● TASK REQUIREMENTS: Output all the material that follows, exactly as given.

A block of data
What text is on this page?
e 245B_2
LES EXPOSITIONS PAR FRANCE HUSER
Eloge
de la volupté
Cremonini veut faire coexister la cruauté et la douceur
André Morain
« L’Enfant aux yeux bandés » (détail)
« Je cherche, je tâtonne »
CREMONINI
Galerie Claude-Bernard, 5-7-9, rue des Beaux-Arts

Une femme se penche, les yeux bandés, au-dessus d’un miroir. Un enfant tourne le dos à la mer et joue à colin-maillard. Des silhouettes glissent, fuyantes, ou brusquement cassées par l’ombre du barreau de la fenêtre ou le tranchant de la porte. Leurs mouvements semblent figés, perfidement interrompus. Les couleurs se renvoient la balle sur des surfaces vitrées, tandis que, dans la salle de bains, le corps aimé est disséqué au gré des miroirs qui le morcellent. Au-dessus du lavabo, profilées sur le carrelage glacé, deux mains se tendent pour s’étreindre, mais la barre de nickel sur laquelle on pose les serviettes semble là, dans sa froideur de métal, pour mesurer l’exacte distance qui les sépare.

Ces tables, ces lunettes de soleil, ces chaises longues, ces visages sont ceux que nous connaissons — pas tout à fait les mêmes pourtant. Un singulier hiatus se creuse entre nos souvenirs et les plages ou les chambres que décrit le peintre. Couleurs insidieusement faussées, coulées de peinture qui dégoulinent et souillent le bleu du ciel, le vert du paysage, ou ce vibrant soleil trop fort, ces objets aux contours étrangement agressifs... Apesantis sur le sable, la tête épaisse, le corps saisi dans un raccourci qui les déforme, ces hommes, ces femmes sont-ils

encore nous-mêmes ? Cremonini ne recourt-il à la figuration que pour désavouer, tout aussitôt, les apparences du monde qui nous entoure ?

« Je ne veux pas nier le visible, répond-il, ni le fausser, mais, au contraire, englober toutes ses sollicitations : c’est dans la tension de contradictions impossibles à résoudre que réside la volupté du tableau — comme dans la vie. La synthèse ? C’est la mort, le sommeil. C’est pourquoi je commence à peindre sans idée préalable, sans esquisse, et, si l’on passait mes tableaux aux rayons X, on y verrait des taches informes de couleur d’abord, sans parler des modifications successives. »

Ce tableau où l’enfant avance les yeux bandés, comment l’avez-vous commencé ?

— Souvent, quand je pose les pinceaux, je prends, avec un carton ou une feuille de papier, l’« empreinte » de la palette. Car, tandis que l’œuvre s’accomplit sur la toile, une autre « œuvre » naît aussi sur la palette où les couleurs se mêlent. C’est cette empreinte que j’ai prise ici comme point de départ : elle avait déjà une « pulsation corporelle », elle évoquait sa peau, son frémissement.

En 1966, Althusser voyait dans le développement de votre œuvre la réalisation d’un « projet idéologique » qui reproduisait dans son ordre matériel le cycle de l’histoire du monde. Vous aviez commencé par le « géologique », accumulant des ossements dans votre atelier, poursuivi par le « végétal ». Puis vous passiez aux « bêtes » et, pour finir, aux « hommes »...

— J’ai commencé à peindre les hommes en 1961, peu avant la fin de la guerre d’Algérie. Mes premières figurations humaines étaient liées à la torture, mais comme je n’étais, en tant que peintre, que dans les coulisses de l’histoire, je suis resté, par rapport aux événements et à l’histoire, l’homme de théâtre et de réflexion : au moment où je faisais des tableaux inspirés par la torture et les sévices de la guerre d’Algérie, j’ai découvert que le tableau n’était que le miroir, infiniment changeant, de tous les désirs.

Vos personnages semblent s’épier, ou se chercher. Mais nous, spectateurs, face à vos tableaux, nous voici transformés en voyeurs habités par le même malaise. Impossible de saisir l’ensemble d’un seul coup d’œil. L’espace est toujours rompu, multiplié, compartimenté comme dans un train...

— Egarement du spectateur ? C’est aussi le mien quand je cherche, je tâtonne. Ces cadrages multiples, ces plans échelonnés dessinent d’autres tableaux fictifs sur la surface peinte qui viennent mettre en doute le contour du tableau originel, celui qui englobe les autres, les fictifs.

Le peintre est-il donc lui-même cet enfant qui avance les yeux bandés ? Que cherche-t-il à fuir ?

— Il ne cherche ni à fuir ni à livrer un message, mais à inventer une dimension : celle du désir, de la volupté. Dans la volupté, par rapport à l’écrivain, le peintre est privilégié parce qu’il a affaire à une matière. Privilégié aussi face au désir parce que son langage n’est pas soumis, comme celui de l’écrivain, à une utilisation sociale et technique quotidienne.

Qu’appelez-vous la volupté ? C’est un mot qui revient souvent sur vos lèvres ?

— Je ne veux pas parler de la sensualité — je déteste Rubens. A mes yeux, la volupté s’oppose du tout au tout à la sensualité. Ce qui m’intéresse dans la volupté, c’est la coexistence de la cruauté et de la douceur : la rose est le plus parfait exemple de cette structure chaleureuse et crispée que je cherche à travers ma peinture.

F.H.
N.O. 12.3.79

● WRITTEN SOLUTION:
What text is on this page?
e 245B_2
LES EXPOSITIONS PAR FRANCE HUSER
Eloge
de la volupté
Cremonini veut faire coexister la cruauté et la douceur
André Morain
« L’Enfant aux yeux bandés » (détail)
« Je cherche, je tâtonne »
CREMONINI
Galerie Claude-Bernard, 5-7-9, rue des Beaux-Arts

Une femme se penche, les yeux bandés, au-dessus d’un miroir. Un enfant tourne le dos à la mer et joue à colin-maillard. Des silhouettes glissent, fuyantes, ou brusquement cassées par l’ombre du barreau de la fenêtre ou le tranchant de la porte. Leurs mouvements semblent figés, perfidement interrompus. Les couleurs se renvoient la balle sur des surfaces vitrées, tandis que, dans la salle de bains, le corps aimé est disséqué au gré des miroirs qui le morcellent. Au-dessus du lavabo, profilées sur le carrelage glacé, deux mains se tendent pour s’étreindre, mais la barre de nickel sur laquelle on pose les serviettes semble là, dans sa froideur de métal, pour mesurer l’exacte distance qui les sépare.

Ces tables, ces lunettes de soleil, ces chaises longues, ces visages sont ceux que nous connaissons — pas tout à fait les mêmes pourtant. Un singulier hiatus se creuse entre nos souvenirs et les plages ou les chambres que décrit le peintre. Couleurs insidieusement faussées, coulées de peinture qui dégoulinent et souillent le bleu du ciel, le vert du paysage, ou ce vibrant soleil trop fort, ces objets aux contours étrangement agressifs... Apesantis sur le sable, la tête épaisse, le corps saisi dans un raccourci qui les déforme, ces hommes, ces femmes sont-ils

encore nous-mêmes ? Cremonini ne recourt-il à la figuration que pour désavouer, tout aussitôt, les apparences du monde qui nous entoure ?

« Je ne veux pas nier le visible, répond-il, ni le fausser, mais, au contraire, englober toutes ses sollicitations : c’est dans la tension de contradictions impossibles à résoudre que réside la volupté du tableau — comme dans la vie. La synthèse ? C’est la mort, le sommeil. C’est pourquoi je commence à peindre sans idée préalable, sans esquisse, et, si l’on passait mes tableaux aux rayons X, on y verrait des taches informes de couleur d’abord, sans parler des modifications successives. »

Ce tableau où l’enfant avance les yeux bandés, comment l’avez-vous commencé ?

— Souvent, quand je pose les pinceaux, je prends, avec un carton ou une feuille de papier, l’« empreinte » de la palette. Car, tandis que l’œuvre s’accomplit sur la toile, une autre « œuvre » naît aussi sur la palette où les couleurs se mêlent. C’est cette empreinte que j’ai prise ici comme point de départ : elle avait déjà une « pulsation corporelle », elle évoquait sa peau, son frémissement.

En 1966, Althusser voyait dans le développement de votre œuvre la réalisation d’un « projet idéologique » qui reproduisait dans son ordre matériel le cycle de l’histoire du monde. Vous aviez commencé par le « géologique », accumulant des ossements dans votre atelier, poursuivi par le « végétal ». Puis vous passiez aux « bêtes » et, pour finir, aux « hommes »...

— J’ai commencé à peindre les hommes en 1961, peu avant la fin de la guerre d’Algérie. Mes premières figurations humaines étaient liées à la torture, mais comme je n’étais, en tant que peintre, que dans les coulisses de l’histoire, je suis resté, par rapport aux événements et à l’histoire, l’homme de théâtre et de réflexion : au moment où je faisais des tableaux inspirés par la torture et les sévices de la guerre d’Algérie, j’ai découvert que le tableau n’était que le miroir, infiniment changeant, de tous les désirs.

Vos personnages semblent s’épier, ou se chercher. Mais nous, spectateurs, face à vos tableaux, nous voici transformés en voyeurs habités par le même malaise. Impossible de saisir l’ensemble d’un seul coup d’œil. L’espace est toujours rompu, multiplié, compartimenté comme dans un train...

— Egarement du spectateur ? C’est aussi le mien quand je cherche, je tâtonne. Ces cadrages multiples, ces plans échelonnés dessinent d’autres tableaux fictifs sur la surface peinte qui viennent mettre en doute le contour du tableau originel, celui qui englobe les autres, les fictifs.

Le peintre est-il donc lui-même cet enfant qui avance les yeux bandés ? Que cherche-t-il à fuir ?

— Il ne cherche ni à fuir ni à livrer un message, mais à inventer une dimension : celle du désir, de la volupté. Dans la volupté, par rapport à l’écrivain, le peintre est privilégié parce qu’il a affaire à une matière. Privilégié aussi face au désir parce que son langage n’est pas soumis, comme celui de l’écrivain, à une utilisation sociale et technique quotidienne.

Qu’appelez-vous la volupté ? C’est un mot qui revient souvent sur vos lèvres ?

— Je ne veux pas parler de la sensualité — je déteste Rubens. A mes yeux, la volupté s’oppose du tout au tout à la sensualité. Ce qui m’intéresse dans la volupté, c’est la coexistence de la cruauté et de la douceur : la rose est le plus parfait exemple de cette structure chaleureuse et crispée que je cherche à travers ma peinture.

F.H.
N.O. 12.3.79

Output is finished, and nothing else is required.